Set exercise:
Gather every line in the records below that contains the word "AUTOMATIC".

(Dataset items)
------------------------
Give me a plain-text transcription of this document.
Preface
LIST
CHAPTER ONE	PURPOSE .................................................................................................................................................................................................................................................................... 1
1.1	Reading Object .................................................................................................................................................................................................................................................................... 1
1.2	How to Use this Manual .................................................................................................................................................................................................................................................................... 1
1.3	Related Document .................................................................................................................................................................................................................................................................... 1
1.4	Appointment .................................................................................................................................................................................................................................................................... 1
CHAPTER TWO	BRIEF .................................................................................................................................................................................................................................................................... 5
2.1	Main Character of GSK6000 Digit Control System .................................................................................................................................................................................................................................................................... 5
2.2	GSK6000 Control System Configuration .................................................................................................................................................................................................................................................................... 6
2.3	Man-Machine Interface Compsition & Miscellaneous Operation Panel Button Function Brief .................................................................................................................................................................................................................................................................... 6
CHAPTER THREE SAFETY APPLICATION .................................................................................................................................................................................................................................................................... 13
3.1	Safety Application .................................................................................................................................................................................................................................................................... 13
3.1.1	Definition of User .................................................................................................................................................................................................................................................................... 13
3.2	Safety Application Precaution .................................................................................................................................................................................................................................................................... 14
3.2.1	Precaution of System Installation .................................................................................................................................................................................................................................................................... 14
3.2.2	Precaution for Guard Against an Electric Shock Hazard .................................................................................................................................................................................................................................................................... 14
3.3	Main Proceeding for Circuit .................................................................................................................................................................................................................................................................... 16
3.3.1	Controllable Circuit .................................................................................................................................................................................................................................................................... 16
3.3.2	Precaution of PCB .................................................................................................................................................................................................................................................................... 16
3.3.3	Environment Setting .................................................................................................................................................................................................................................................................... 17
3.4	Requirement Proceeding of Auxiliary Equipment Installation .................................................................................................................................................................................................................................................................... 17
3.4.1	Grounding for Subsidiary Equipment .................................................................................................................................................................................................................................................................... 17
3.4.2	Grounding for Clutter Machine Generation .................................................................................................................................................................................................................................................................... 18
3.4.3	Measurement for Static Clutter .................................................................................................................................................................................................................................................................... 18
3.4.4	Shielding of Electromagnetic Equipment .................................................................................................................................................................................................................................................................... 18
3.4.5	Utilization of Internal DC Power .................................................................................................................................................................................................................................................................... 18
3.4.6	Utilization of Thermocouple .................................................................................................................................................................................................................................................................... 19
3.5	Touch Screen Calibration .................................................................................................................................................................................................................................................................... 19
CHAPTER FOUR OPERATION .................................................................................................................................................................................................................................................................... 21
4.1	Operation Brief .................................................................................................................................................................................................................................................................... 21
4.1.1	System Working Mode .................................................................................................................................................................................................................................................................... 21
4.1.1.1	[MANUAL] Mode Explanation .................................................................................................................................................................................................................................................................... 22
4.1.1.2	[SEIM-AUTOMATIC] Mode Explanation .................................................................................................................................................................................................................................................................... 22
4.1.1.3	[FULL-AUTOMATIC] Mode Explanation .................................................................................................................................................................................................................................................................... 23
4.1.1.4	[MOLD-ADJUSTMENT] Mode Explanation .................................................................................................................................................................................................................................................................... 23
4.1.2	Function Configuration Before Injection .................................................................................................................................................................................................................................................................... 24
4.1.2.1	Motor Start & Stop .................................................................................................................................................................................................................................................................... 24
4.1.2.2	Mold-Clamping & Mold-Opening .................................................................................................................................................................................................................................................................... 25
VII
------------------------
Problem solution:
4.1.1.2	[SEIM-AUTOMATIC] Mode Explanation .................................................................................................................................................................................................................................................................... 22
4.1.1.3	[FULL-AUTOMATIC] Mode Explanation .................................................................................................................................................................................................................................................................... 23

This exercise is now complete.